- **Stated goal**
Below are records; work out how many of their lines hold the string "会景园的西北方" and give that number alone.

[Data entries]
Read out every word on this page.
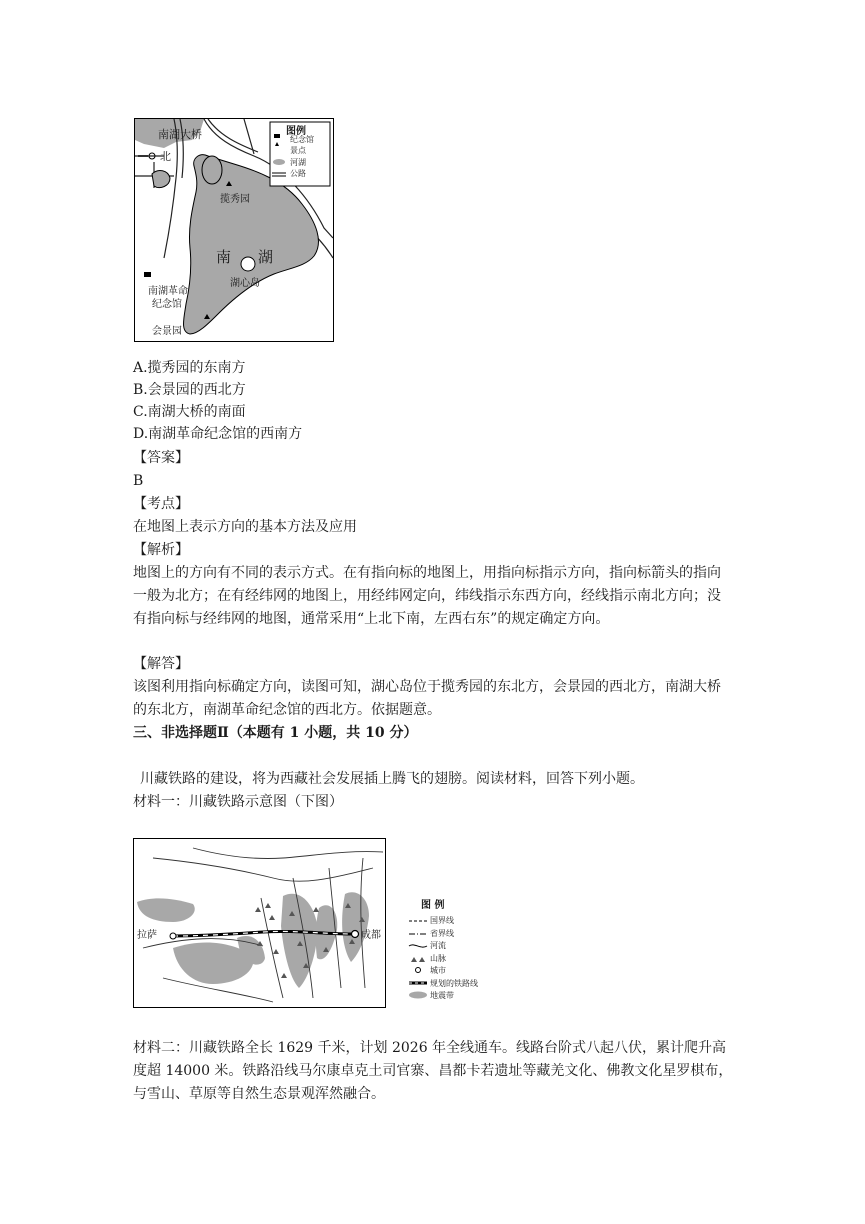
图例
纪念馆
景点
河湖
公路
南湖大桥
北
揽秀园
南 湖
湖心岛
南湖革命
纪念馆
会景园
A.揽秀园的东南方
B.会景园的西北方
C.南湖大桥的南面
D.南湖革命纪念馆的西南方
【答案】
B
【考点】
在地图上表示方向的基本方法及应用
【解析】
地图上的方向有不同的表示方式。在有指向标的地图上，用指向标指示方向，指向标箭头的指向一般为北方；在有经纬网的地图上，用经纬网定向，纬线指示东西方向，经线指示南北方向；没有指向标与经纬网的地图，通常采用“上北下南，左西右东”的规定确定方向。
【解答】
该图利用指向标确定方向，读图可知，湖心岛位于揽秀园的东北方，会景园的西北方，南湖大桥的东北方，南湖革命纪念馆的西北方。依据题意。
三、非选择题Ⅱ（本题有 1 小题，共 10 分）
川藏铁路的建设，将为西藏社会发展插上腾飞的翅膀。阅读材料，回答下列小题。
材料一：川藏铁路示意图（下图）
拉萨	成都
图 例
国界线
省界线
河流
山脉
城市
规划的铁路线
地震带
材料二：川藏铁路全长 1629 千米，计划 2026 年全线通车。线路台阶式八起八伏，累计爬升高度超 14000 米。铁路沿线马尔康卓克土司官寨、昌都卡若遗址等藏羌文化、佛教文化星罗棋布，与雪山、草原等自然生态景观浑然融合。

- **Solution to the problem**
2